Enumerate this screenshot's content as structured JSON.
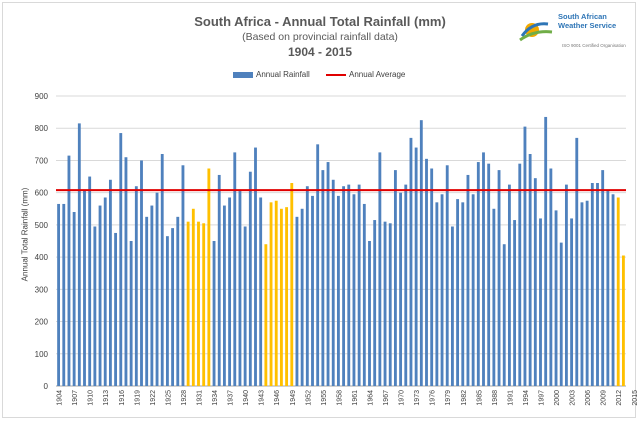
{
  "header": {
    "title": "South Africa - Annual Total Rainfall (mm)",
    "subtitle": "(Based on provincial rainfall data)",
    "period": "1904 - 2015"
  },
  "logo": {
    "line1": "South African",
    "line2": "Weather Service",
    "tagline": "ISO 9001 Certified Organisation"
  },
  "colors": {
    "bar": "#4f81bd",
    "highlight": "#ffc000",
    "average": "#e00000",
    "latest": "#c00000",
    "grid": "#d9d9d9"
  },
  "chart_data": {
    "type": "bar",
    "ylabel": "Annual Total Rainfall (mm)",
    "ylim": [
      0,
      900
    ],
    "yticks": [
      0,
      100,
      200,
      300,
      400,
      500,
      600,
      700,
      800,
      900
    ],
    "grid": true,
    "legend_position": "top-center",
    "legend": {
      "bars": "Annual Rainfall",
      "line": "Annual Average"
    },
    "average": 608,
    "xtick_labels": [
      "1904",
      "1907",
      "1910",
      "1913",
      "1916",
      "1919",
      "1922",
      "1925",
      "1928",
      "1931",
      "1934",
      "1937",
      "1940",
      "1943",
      "1946",
      "1949",
      "1952",
      "1955",
      "1958",
      "1961",
      "1964",
      "1967",
      "1970",
      "1973",
      "1976",
      "1979",
      "1982",
      "1985",
      "1988",
      "1991",
      "1994",
      "1997",
      "2000",
      "2003",
      "2006",
      "2009",
      "2012",
      "2015"
    ],
    "start_year": 1904,
    "values": [
      565,
      565,
      715,
      540,
      815,
      610,
      650,
      495,
      560,
      585,
      640,
      475,
      785,
      710,
      450,
      620,
      700,
      525,
      560,
      600,
      720,
      465,
      490,
      525,
      685,
      510,
      550,
      510,
      505,
      675,
      450,
      655,
      560,
      585,
      725,
      605,
      495,
      665,
      740,
      585,
      440,
      570,
      575,
      550,
      555,
      630,
      525,
      550,
      620,
      590,
      750,
      670,
      695,
      640,
      590,
      620,
      625,
      595,
      625,
      565,
      450,
      515,
      725,
      510,
      505,
      670,
      600,
      625,
      770,
      740,
      825,
      705,
      675,
      570,
      595,
      685,
      495,
      580,
      570,
      655,
      595,
      695,
      725,
      690,
      550,
      670,
      440,
      625,
      515,
      690,
      805,
      720,
      645,
      520,
      835,
      675,
      545,
      445,
      625,
      520,
      770,
      570,
      575,
      630,
      630,
      670,
      605,
      595,
      585,
      405
    ],
    "highlighted_ranges": [
      [
        1929,
        1933
      ],
      [
        1944,
        1949
      ],
      [
        2012,
        2014
      ]
    ],
    "latest_year": 2015
  }
}
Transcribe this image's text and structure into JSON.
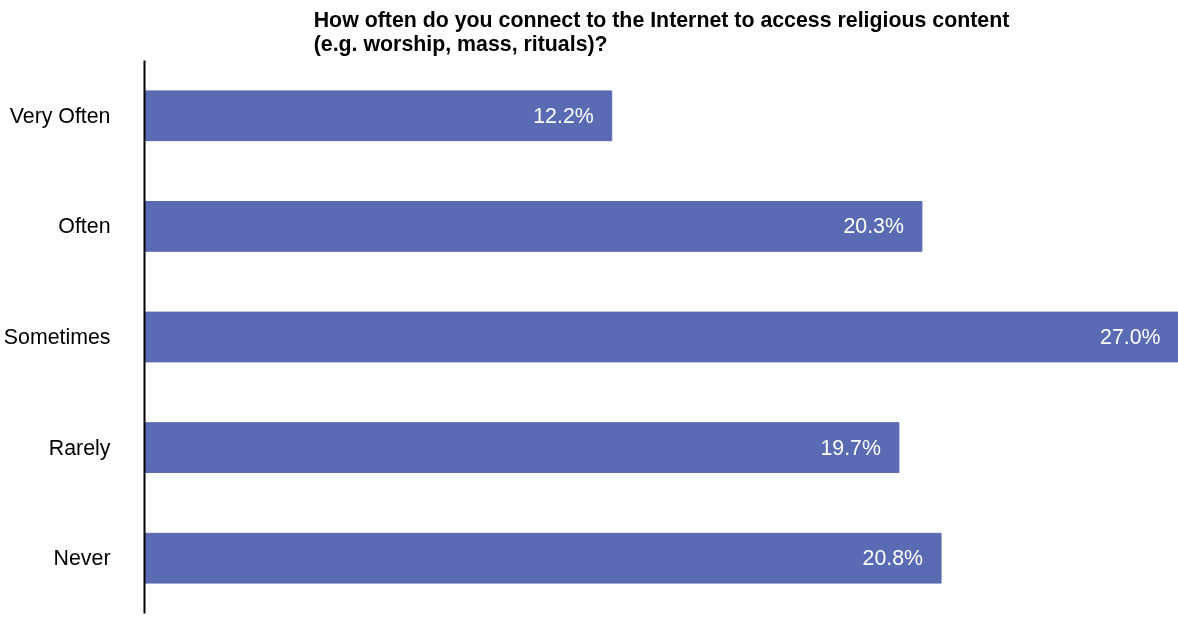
{
  "chart_data": {
    "type": "bar",
    "orientation": "horizontal",
    "title": "How often do you connect to the Internet to access religious content\n(e.g. worship, mass, rituals)?",
    "categories": [
      "Very Often",
      "Often",
      "Sometimes",
      "Rarely",
      "Never"
    ],
    "values": [
      12.2,
      20.3,
      27.0,
      19.7,
      20.8
    ],
    "value_labels": [
      "12.2%",
      "20.3%",
      "27.0%",
      "19.7%",
      "20.8%"
    ],
    "color": "#5a6bb3",
    "grid": false
  }
}
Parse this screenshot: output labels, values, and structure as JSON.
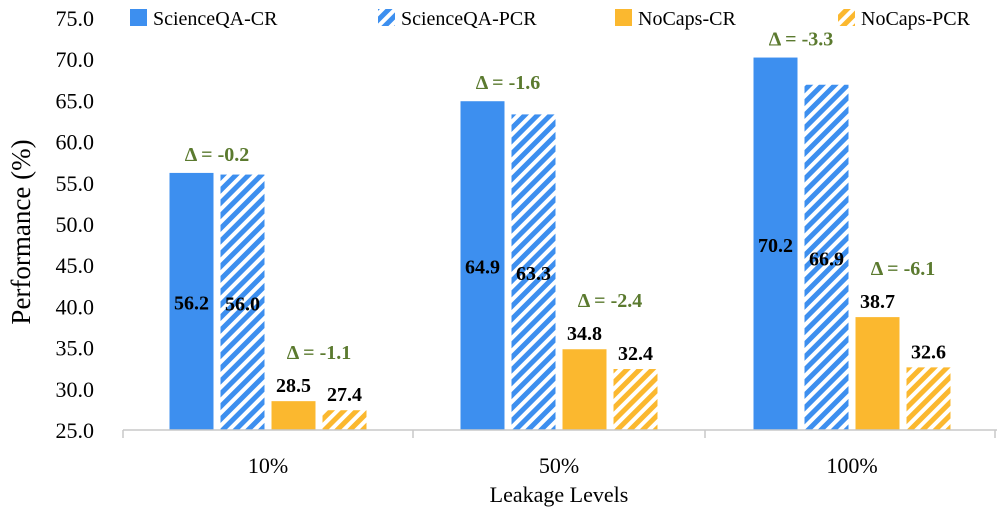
{
  "chart_data": {
    "type": "bar",
    "categories": [
      "10%",
      "50%",
      "100%"
    ],
    "xlabel": "Leakage Levels",
    "ylabel": "Performance (%)",
    "ylim": [
      25.0,
      75.0
    ],
    "ytick_step": 5,
    "yticks": [
      "25.0",
      "30.0",
      "35.0",
      "40.0",
      "45.0",
      "50.0",
      "55.0",
      "60.0",
      "65.0",
      "70.0",
      "75.0"
    ],
    "legend_position": "top",
    "grid": false,
    "series": [
      {
        "name": "ScienceQA-CR",
        "values": [
          56.2,
          64.9,
          70.2
        ],
        "labels": [
          "56.2",
          "64.9",
          "70.2"
        ],
        "color": "#3d8fef",
        "pattern": "solid"
      },
      {
        "name": "ScienceQA-PCR",
        "values": [
          56.0,
          63.3,
          66.9
        ],
        "labels": [
          "56.0",
          "63.3",
          "66.9"
        ],
        "color": "#3d8fef",
        "pattern": "hatched"
      },
      {
        "name": "NoCaps-CR",
        "values": [
          28.5,
          34.8,
          38.7
        ],
        "labels": [
          "28.5",
          "34.8",
          "38.7"
        ],
        "color": "#fbb82f",
        "pattern": "solid"
      },
      {
        "name": "NoCaps-PCR",
        "values": [
          27.4,
          32.4,
          32.6
        ],
        "labels": [
          "27.4",
          "32.4",
          "32.6"
        ],
        "color": "#fbb82f",
        "pattern": "hatched"
      }
    ],
    "annotations": {
      "scienceqa": [
        "Δ = -0.2",
        "Δ = -1.6",
        "Δ = -3.3"
      ],
      "nocaps": [
        "Δ = -1.1",
        "Δ = -2.4",
        "Δ = -6.1"
      ]
    }
  }
}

**GOAL**
Each entry above is to be written out again unchanged, apart from the pictures, which are left out.

**PROBLEM SOLUTION**
Enumerate this screenshot's content as structured JSON.
{
  "header": {
    "title": "South Africa - Annual Total Rainfall (mm)",
    "subtitle": "(Based on provincial rainfall data)",
    "period": "1904 - 2015"
  },
  "logo": {
    "line1": "South African",
    "line2": "Weather Service",
    "tagline": "ISO 9001 Certified Organisation"
  },
  "colors": {
    "bar": "#4f81bd",
    "highlight": "#ffc000",
    "average": "#e00000",
    "latest": "#c00000",
    "grid": "#d9d9d9"
  },
  "chart_data": {
    "type": "bar",
    "ylabel": "Annual Total Rainfall (mm)",
    "ylim": [
      0,
      900
    ],
    "yticks": [
      0,
      100,
      200,
      300,
      400,
      500,
      600,
      700,
      800,
      900
    ],
    "grid": true,
    "legend_position": "top-center",
    "legend": {
      "bars": "Annual Rainfall",
      "line": "Annual Average"
    },
    "average": 608,
    "xtick_labels": [
      "1904",
      "1907",
      "1910",
      "1913",
      "1916",
      "1919",
      "1922",
      "1925",
      "1928",
      "1931",
      "1934",
      "1937",
      "1940",
      "1943",
      "1946",
      "1949",
      "1952",
      "1955",
      "1958",
      "1961",
      "1964",
      "1967",
      "1970",
      "1973",
      "1976",
      "1979",
      "1982",
      "1985",
      "1988",
      "1991",
      "1994",
      "1997",
      "2000",
      "2003",
      "2006",
      "2009",
      "2012",
      "2015"
    ],
    "start_year": 1904,
    "values": [
      565,
      565,
      715,
      540,
      815,
      610,
      650,
      495,
      560,
      585,
      640,
      475,
      785,
      710,
      450,
      620,
      700,
      525,
      560,
      600,
      720,
      465,
      490,
      525,
      685,
      510,
      550,
      510,
      505,
      675,
      450,
      655,
      560,
      585,
      725,
      605,
      495,
      665,
      740,
      585,
      440,
      570,
      575,
      550,
      555,
      630,
      525,
      550,
      620,
      590,
      750,
      670,
      695,
      640,
      590,
      620,
      625,
      595,
      625,
      565,
      450,
      515,
      725,
      510,
      505,
      670,
      600,
      625,
      770,
      740,
      825,
      705,
      675,
      570,
      595,
      685,
      495,
      580,
      570,
      655,
      595,
      695,
      725,
      690,
      550,
      670,
      440,
      625,
      515,
      690,
      805,
      720,
      645,
      520,
      835,
      675,
      545,
      445,
      625,
      520,
      770,
      570,
      575,
      630,
      630,
      670,
      605,
      595,
      585,
      405
    ],
    "highlighted_ranges": [
      [
        1929,
        1933
      ],
      [
        1944,
        1949
      ],
      [
        2012,
        2014
      ]
    ],
    "latest_year": 2015
  }
}
Transcribe this image's text and structure into JSON.
{
  "chart_data": {
    "type": "bar",
    "orientation": "horizontal",
    "title": "How often do you connect to the Internet to access religious content\n(e.g. worship, mass, rituals)?",
    "categories": [
      "Very Often",
      "Often",
      "Sometimes",
      "Rarely",
      "Never"
    ],
    "values": [
      12.2,
      20.3,
      27.0,
      19.7,
      20.8
    ],
    "value_labels": [
      "12.2%",
      "20.3%",
      "27.0%",
      "19.7%",
      "20.8%"
    ],
    "color": "#5a6bb3",
    "grid": false
  }
}
Parse this screenshot: output labels, values, and structure as JSON.
{
  "chart_data": {
    "type": "bar",
    "categories": [
      "10%",
      "50%",
      "100%"
    ],
    "xlabel": "Leakage Levels",
    "ylabel": "Performance (%)",
    "ylim": [
      25.0,
      75.0
    ],
    "ytick_step": 5,
    "yticks": [
      "25.0",
      "30.0",
      "35.0",
      "40.0",
      "45.0",
      "50.0",
      "55.0",
      "60.0",
      "65.0",
      "70.0",
      "75.0"
    ],
    "legend_position": "top",
    "grid": false,
    "series": [
      {
        "name": "ScienceQA-CR",
        "values": [
          56.2,
          64.9,
          70.2
        ],
        "labels": [
          "56.2",
          "64.9",
          "70.2"
        ],
        "color": "#3d8fef",
        "pattern": "solid"
      },
      {
        "name": "ScienceQA-PCR",
        "values": [
          56.0,
          63.3,
          66.9
        ],
        "labels": [
          "56.0",
          "63.3",
          "66.9"
        ],
        "color": "#3d8fef",
        "pattern": "hatched"
      },
      {
        "name": "NoCaps-CR",
        "values": [
          28.5,
          34.8,
          38.7
        ],
        "labels": [
          "28.5",
          "34.8",
          "38.7"
        ],
        "color": "#fbb82f",
        "pattern": "solid"
      },
      {
        "name": "NoCaps-PCR",
        "values": [
          27.4,
          32.4,
          32.6
        ],
        "labels": [
          "27.4",
          "32.4",
          "32.6"
        ],
        "color": "#fbb82f",
        "pattern": "hatched"
      }
    ],
    "annotations": {
      "scienceqa": [
        "Δ = -0.2",
        "Δ = -1.6",
        "Δ = -3.3"
      ],
      "nocaps": [
        "Δ = -1.1",
        "Δ = -2.4",
        "Δ = -6.1"
      ]
    }
  }
}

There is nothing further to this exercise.